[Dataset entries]
--- --- ---

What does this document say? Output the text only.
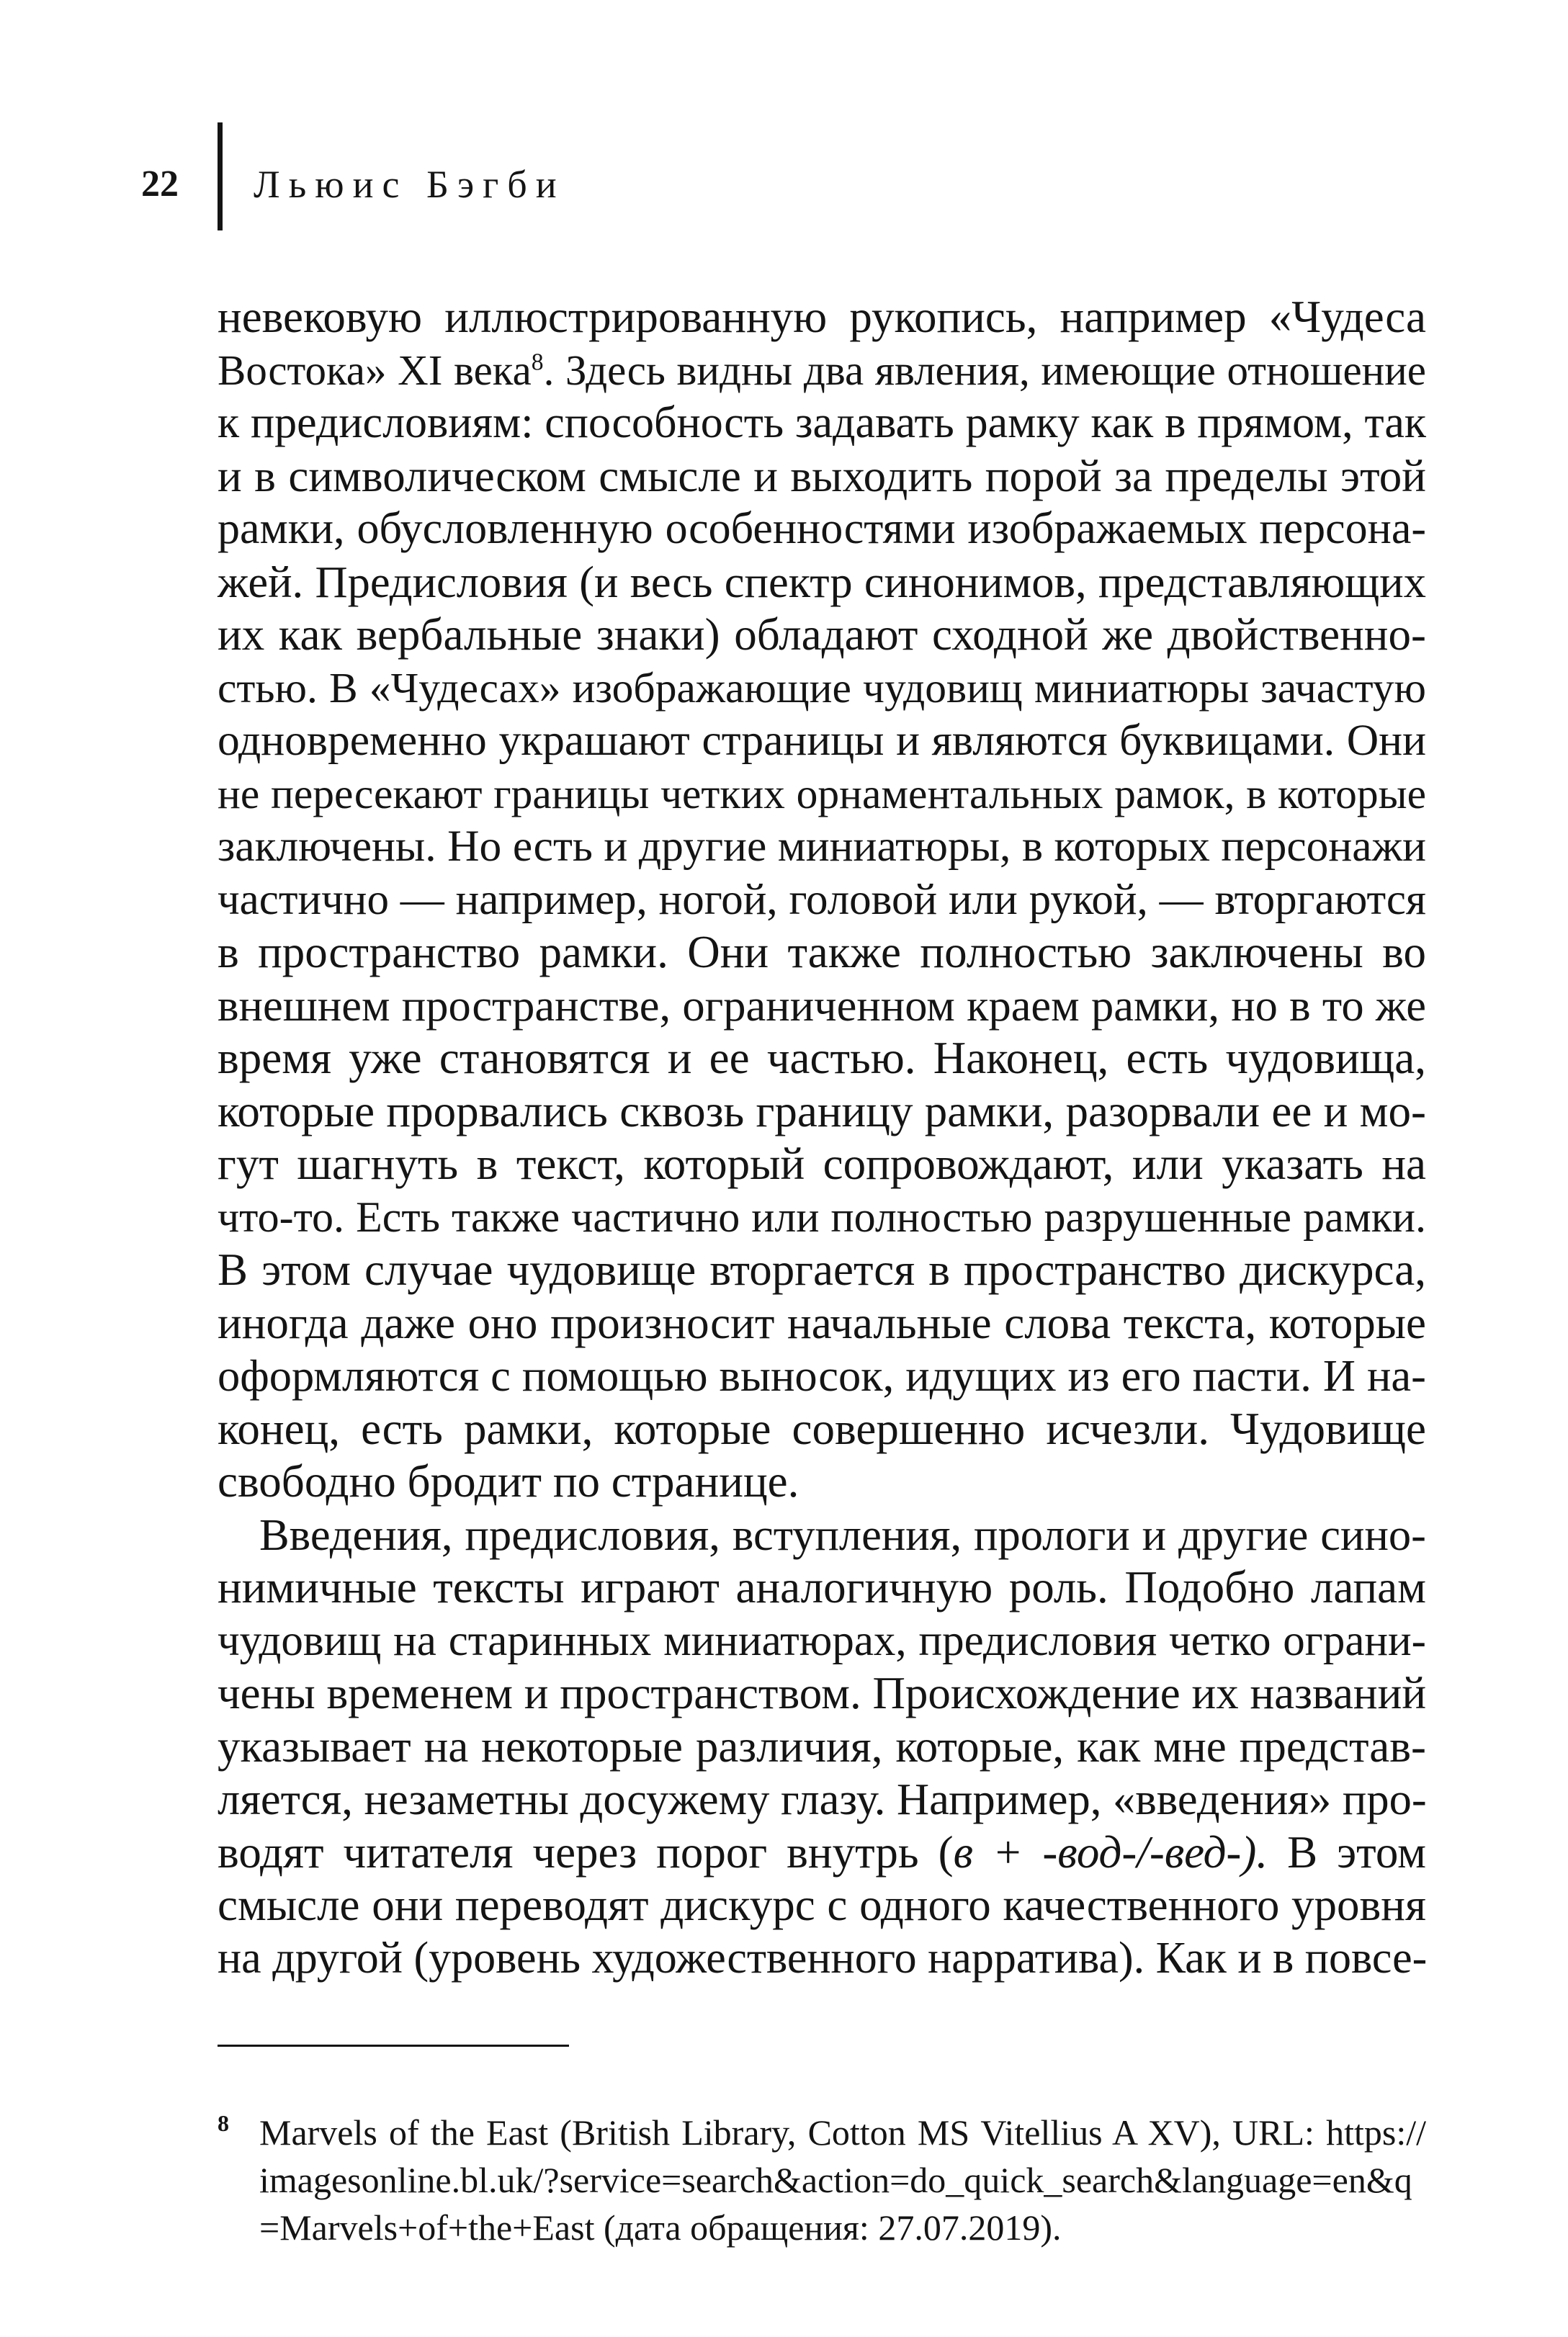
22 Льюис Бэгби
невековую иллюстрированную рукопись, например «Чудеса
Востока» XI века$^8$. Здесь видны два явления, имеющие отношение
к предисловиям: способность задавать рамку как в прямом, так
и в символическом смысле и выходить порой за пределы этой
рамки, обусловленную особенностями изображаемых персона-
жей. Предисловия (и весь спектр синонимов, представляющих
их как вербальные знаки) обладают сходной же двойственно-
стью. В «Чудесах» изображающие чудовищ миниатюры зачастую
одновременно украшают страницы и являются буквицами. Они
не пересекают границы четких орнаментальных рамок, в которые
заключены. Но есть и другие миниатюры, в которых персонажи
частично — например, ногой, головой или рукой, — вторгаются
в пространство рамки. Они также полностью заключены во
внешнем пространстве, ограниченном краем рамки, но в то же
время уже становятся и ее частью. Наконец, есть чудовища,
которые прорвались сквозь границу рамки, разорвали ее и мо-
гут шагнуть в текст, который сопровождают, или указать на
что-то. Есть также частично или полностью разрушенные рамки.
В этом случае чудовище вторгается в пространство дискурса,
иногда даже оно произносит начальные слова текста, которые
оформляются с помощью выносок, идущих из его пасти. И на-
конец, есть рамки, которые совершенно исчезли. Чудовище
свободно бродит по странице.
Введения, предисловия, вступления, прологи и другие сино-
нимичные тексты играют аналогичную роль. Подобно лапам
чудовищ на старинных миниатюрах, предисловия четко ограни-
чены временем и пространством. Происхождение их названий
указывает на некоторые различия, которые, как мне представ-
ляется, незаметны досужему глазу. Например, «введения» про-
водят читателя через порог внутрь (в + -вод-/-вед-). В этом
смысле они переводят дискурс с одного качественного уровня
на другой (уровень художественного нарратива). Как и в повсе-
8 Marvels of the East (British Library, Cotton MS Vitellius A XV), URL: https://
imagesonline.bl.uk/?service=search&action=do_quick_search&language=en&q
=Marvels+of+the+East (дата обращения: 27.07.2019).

--- --- ---

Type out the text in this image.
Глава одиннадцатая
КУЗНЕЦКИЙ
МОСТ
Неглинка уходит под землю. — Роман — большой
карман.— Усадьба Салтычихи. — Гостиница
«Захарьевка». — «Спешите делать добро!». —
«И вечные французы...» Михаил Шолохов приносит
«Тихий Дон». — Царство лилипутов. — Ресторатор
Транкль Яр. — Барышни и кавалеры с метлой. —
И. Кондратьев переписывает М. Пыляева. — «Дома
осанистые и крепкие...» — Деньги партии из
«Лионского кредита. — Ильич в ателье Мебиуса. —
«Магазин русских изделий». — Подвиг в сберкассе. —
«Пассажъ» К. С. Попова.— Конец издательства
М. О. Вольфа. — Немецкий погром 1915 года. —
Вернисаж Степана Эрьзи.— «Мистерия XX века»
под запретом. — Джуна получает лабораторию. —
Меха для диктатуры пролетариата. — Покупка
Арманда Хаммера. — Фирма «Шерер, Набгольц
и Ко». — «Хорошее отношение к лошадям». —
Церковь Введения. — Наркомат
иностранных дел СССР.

--- --- ---

What is being asked:
Gather every line from the listing above in which "полностью" appears, and copy those lines.

Answer to the exercise:
в пространство рамки. Они также полностью заключены во
что-то. Есть также частично или полностью разрушенные рамки.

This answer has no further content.